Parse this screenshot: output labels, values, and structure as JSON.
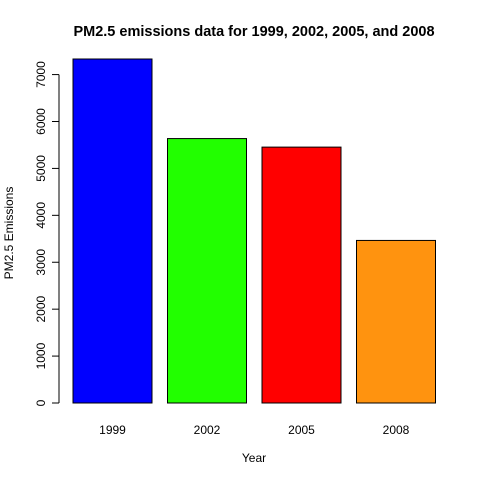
{
  "chart_data": {
    "type": "bar",
    "title": "PM2.5 emissions data for 1999, 2002, 2005, and 2008",
    "xlabel": "Year",
    "ylabel": "PM2.5 Emissions",
    "categories": [
      "1999",
      "2002",
      "2005",
      "2008"
    ],
    "values": [
      7332,
      5636,
      5454,
      3465
    ],
    "colors": [
      "#0000ff",
      "#22ff00",
      "#ff0000",
      "#ff930f"
    ],
    "ylim": [
      0,
      7332
    ],
    "yticks": [
      0,
      1000,
      2000,
      3000,
      4000,
      5000,
      6000,
      7000
    ],
    "grid": false,
    "legend": "none"
  }
}
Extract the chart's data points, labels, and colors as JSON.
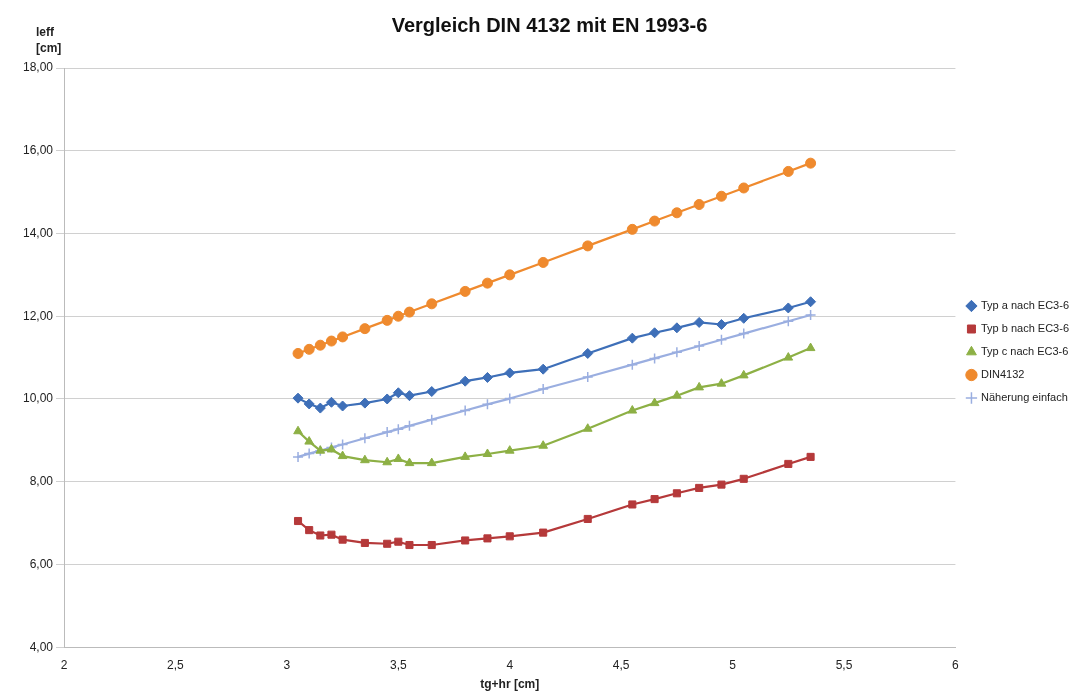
{
  "chart_data": {
    "type": "line",
    "title": "Vergleich DIN 4132 mit EN 1993-6",
    "xlabel": "tg+hr [cm]",
    "ylabel": "leff\n[cm]",
    "x": [
      3.05,
      3.1,
      3.15,
      3.2,
      3.25,
      3.35,
      3.45,
      3.5,
      3.55,
      3.65,
      3.8,
      3.9,
      4.0,
      4.15,
      4.35,
      4.55,
      4.65,
      4.75,
      4.85,
      4.95,
      5.05,
      5.25,
      5.35
    ],
    "series": [
      {
        "name": "Typ a nach EC3-6",
        "color": "#3e6fb8",
        "marker": "diamond",
        "values": [
          10.02,
          9.88,
          9.78,
          9.92,
          9.83,
          9.9,
          10.0,
          10.15,
          10.08,
          10.18,
          10.43,
          10.52,
          10.63,
          10.72,
          11.1,
          11.47,
          11.6,
          11.72,
          11.85,
          11.8,
          11.95,
          12.2,
          12.35
        ]
      },
      {
        "name": "Typ b nach EC3-6",
        "color": "#b5393a",
        "marker": "square",
        "values": [
          7.05,
          6.83,
          6.7,
          6.72,
          6.6,
          6.52,
          6.5,
          6.55,
          6.47,
          6.47,
          6.58,
          6.63,
          6.68,
          6.77,
          7.1,
          7.45,
          7.58,
          7.72,
          7.85,
          7.93,
          8.07,
          8.43,
          8.6
        ]
      },
      {
        "name": "Typ c nach EC3-6",
        "color": "#8db045",
        "marker": "triangle",
        "values": [
          9.22,
          8.97,
          8.75,
          8.78,
          8.62,
          8.52,
          8.47,
          8.55,
          8.45,
          8.45,
          8.6,
          8.67,
          8.75,
          8.87,
          9.28,
          9.72,
          9.9,
          10.08,
          10.28,
          10.37,
          10.57,
          11.0,
          11.23
        ]
      },
      {
        "name": "DIN4132",
        "color": "#ef8a2e",
        "marker": "circle",
        "values": [
          11.1,
          11.2,
          11.3,
          11.4,
          11.5,
          11.7,
          11.9,
          12.0,
          12.1,
          12.3,
          12.6,
          12.8,
          13.0,
          13.3,
          13.7,
          14.1,
          14.3,
          14.5,
          14.7,
          14.9,
          15.1,
          15.5,
          15.7
        ]
      },
      {
        "name": "Näherung einfach",
        "color": "#9aaee0",
        "marker": "cross",
        "values": [
          8.6,
          8.68,
          8.75,
          8.83,
          8.9,
          9.05,
          9.2,
          9.27,
          9.35,
          9.5,
          9.72,
          9.87,
          10.01,
          10.24,
          10.53,
          10.83,
          10.98,
          11.13,
          11.28,
          11.43,
          11.58,
          11.88,
          12.03
        ]
      }
    ],
    "xlim": [
      2,
      6
    ],
    "xticks": [
      2,
      {
        "value": 2.5,
        "label": "2,5"
      },
      3,
      {
        "value": 3.5,
        "label": "3,5"
      },
      4,
      {
        "value": 4.5,
        "label": "4,5"
      },
      5,
      {
        "value": 5.5,
        "label": "5,5"
      },
      6
    ],
    "ylim": [
      4,
      18
    ],
    "yticks": [
      {
        "value": 4,
        "label": "4,00"
      },
      {
        "value": 6,
        "label": "6,00"
      },
      {
        "value": 8,
        "label": "8,00"
      },
      {
        "value": 10,
        "label": "10,00"
      },
      {
        "value": 12,
        "label": "12,00"
      },
      {
        "value": 14,
        "label": "14,00"
      },
      {
        "value": 16,
        "label": "16,00"
      },
      {
        "value": 18,
        "label": "18,00"
      }
    ],
    "grid": "y",
    "legend": "right",
    "line_style": "solid"
  }
}
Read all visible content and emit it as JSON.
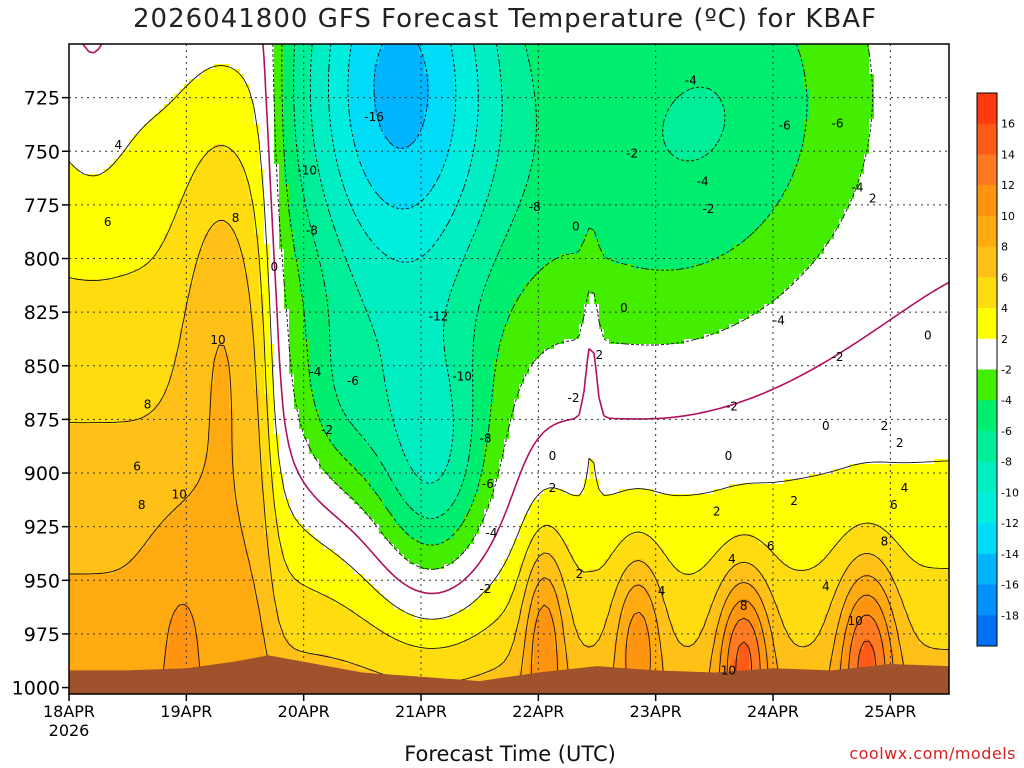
______
* **Required work**
Select all lines with the word "ylabel" from the entries above.

* **Response for this exercise**
    "ylabel": "PM2.5 Emissions",
    "ylabel": "leff\n[cm]",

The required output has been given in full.